Material shown:
START
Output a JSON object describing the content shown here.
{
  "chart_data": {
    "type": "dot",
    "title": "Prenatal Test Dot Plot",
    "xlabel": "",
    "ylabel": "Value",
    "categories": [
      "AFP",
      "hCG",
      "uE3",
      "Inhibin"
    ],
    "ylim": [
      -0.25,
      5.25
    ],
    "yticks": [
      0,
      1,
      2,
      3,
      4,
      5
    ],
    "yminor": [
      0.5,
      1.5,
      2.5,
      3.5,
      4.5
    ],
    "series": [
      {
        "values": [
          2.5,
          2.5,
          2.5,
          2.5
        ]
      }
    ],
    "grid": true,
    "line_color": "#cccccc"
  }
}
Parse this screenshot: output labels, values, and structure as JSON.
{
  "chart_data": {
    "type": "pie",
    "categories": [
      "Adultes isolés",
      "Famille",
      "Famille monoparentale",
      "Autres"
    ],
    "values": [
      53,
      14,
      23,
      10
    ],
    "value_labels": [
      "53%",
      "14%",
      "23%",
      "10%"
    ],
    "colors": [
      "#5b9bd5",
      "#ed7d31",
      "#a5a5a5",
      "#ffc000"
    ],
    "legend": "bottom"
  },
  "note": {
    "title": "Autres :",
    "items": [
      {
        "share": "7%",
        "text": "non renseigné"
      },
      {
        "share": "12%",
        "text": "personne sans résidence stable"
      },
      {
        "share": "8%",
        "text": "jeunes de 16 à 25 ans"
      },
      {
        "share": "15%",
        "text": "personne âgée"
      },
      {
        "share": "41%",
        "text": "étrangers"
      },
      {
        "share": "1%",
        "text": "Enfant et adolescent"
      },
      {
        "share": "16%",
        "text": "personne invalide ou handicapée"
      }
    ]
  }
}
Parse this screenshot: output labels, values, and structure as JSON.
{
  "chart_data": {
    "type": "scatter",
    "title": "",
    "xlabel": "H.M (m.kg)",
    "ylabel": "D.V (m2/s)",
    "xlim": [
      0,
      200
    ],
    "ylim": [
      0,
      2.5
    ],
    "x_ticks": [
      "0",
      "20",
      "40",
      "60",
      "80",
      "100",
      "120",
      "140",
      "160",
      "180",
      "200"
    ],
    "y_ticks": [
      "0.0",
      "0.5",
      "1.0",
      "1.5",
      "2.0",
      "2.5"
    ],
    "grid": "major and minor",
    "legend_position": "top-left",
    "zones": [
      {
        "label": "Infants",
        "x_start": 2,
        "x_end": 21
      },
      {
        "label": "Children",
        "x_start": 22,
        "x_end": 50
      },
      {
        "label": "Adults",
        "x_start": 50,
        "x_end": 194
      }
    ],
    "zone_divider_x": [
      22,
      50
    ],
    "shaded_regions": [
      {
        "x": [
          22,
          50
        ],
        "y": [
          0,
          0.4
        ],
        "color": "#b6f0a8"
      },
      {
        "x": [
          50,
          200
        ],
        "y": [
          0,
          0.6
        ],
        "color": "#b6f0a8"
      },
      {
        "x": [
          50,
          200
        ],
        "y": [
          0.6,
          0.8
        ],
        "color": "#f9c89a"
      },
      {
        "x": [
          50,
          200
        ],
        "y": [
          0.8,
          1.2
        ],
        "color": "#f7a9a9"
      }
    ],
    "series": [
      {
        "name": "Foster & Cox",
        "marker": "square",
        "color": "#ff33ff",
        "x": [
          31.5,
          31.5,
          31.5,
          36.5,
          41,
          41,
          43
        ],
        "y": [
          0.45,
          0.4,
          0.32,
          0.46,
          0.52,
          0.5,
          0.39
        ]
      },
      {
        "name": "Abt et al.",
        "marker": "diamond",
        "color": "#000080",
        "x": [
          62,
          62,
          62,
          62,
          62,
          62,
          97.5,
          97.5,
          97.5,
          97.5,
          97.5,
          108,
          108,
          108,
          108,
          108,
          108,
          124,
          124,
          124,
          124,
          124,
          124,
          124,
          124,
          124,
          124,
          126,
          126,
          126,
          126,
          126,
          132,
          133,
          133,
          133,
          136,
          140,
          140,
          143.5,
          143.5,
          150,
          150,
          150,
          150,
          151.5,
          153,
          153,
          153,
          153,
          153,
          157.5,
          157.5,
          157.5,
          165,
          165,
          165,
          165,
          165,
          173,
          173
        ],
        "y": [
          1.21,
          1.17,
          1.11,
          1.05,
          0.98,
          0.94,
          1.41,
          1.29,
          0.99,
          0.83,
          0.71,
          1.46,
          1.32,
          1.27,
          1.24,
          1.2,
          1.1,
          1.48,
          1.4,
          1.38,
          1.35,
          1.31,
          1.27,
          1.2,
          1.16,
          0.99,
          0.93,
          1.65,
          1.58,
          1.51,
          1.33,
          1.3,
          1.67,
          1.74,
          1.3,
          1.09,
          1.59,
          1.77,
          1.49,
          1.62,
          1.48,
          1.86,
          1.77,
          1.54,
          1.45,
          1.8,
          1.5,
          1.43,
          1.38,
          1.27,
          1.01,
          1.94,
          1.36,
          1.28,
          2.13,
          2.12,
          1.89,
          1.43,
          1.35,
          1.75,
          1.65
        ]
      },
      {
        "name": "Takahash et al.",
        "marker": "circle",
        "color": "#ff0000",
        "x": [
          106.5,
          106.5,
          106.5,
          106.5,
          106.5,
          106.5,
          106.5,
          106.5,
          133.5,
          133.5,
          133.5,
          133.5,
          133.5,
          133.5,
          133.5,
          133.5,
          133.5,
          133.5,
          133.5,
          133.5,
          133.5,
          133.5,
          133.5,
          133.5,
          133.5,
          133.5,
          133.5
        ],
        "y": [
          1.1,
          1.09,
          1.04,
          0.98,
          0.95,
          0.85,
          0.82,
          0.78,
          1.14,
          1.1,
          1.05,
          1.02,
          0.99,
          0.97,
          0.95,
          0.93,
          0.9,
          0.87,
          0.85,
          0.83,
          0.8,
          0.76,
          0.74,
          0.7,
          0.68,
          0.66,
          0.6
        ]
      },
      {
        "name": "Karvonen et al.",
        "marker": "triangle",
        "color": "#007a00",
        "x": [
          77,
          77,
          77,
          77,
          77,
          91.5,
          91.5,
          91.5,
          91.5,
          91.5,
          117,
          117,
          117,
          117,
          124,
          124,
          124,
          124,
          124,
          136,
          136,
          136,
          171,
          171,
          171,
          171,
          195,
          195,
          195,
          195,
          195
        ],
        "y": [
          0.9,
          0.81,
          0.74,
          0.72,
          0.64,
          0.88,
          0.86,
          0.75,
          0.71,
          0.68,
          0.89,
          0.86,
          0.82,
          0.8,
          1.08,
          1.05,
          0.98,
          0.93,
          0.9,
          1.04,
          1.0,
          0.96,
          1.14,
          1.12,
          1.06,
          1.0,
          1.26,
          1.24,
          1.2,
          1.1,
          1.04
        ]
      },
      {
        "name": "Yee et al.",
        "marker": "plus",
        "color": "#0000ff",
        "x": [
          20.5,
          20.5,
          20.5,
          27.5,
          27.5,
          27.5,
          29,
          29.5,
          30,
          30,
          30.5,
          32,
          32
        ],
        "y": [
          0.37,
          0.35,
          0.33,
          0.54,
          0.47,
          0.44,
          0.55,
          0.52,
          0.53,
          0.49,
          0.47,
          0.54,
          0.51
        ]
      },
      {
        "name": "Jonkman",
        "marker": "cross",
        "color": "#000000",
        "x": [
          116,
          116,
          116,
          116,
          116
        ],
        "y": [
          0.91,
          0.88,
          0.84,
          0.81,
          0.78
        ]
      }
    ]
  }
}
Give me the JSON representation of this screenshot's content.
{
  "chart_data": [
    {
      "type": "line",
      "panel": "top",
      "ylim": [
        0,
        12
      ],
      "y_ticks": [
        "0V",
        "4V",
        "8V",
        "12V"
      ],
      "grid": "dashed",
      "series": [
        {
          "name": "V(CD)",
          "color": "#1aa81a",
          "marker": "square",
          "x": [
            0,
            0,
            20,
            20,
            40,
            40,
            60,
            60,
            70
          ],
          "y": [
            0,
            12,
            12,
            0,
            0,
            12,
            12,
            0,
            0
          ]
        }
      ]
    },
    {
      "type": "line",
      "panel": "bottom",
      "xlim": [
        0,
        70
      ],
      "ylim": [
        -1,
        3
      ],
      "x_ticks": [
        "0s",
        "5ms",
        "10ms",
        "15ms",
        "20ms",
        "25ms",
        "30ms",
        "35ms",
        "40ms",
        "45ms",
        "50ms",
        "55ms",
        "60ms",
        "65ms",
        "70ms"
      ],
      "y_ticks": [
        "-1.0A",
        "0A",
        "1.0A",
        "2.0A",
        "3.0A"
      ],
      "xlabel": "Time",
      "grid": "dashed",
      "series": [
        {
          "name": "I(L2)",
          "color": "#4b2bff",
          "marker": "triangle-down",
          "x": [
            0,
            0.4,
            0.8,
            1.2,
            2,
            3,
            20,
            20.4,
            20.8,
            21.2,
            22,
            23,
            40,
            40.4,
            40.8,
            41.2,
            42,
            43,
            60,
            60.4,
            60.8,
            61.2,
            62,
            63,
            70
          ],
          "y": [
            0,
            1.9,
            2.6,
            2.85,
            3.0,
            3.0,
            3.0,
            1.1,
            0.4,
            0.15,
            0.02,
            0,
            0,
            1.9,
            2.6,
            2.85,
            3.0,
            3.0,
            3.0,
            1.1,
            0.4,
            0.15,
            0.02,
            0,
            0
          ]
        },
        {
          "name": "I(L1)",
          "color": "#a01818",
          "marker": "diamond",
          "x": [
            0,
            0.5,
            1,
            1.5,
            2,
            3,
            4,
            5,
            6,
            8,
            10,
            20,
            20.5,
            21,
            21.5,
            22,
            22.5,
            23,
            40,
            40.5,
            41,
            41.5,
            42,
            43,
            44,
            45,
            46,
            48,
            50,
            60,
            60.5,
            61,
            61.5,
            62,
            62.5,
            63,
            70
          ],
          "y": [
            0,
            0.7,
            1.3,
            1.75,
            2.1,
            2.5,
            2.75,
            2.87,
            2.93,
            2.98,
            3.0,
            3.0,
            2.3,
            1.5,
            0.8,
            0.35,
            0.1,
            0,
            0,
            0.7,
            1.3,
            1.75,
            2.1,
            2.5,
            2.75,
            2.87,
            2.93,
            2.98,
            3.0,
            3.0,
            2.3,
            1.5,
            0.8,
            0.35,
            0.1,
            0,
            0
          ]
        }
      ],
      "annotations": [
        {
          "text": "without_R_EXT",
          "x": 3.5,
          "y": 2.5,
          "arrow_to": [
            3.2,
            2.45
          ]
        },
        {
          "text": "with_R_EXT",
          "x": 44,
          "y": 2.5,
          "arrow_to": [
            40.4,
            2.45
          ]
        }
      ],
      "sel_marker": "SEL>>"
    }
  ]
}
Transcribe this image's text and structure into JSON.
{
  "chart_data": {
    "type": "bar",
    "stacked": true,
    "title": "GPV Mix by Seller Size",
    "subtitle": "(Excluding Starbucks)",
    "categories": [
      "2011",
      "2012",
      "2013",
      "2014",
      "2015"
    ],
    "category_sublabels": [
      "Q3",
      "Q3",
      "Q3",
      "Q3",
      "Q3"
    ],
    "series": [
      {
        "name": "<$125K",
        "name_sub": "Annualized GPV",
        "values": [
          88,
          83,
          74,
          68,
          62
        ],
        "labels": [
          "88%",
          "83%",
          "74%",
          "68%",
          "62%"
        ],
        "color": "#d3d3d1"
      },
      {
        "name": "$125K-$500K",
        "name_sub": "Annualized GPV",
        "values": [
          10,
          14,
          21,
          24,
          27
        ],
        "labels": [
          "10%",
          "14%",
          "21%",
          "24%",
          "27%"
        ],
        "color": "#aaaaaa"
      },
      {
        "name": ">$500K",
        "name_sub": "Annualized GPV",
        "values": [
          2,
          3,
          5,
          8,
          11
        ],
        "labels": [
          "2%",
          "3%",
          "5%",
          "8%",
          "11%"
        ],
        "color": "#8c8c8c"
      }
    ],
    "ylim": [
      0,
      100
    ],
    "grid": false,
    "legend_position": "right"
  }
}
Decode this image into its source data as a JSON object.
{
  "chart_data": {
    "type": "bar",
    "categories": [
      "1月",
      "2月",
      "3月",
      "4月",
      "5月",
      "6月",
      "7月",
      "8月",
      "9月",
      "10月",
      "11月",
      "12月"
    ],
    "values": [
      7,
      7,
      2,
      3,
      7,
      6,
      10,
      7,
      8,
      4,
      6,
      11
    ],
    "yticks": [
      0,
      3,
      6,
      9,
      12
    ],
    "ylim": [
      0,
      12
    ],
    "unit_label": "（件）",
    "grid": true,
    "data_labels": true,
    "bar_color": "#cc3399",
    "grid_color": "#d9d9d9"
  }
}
END
Each line in the listing above that contains "content" should be copied.

Output a JSON object describing the content shown here.
Give me the JSON representation of this screenshot's content.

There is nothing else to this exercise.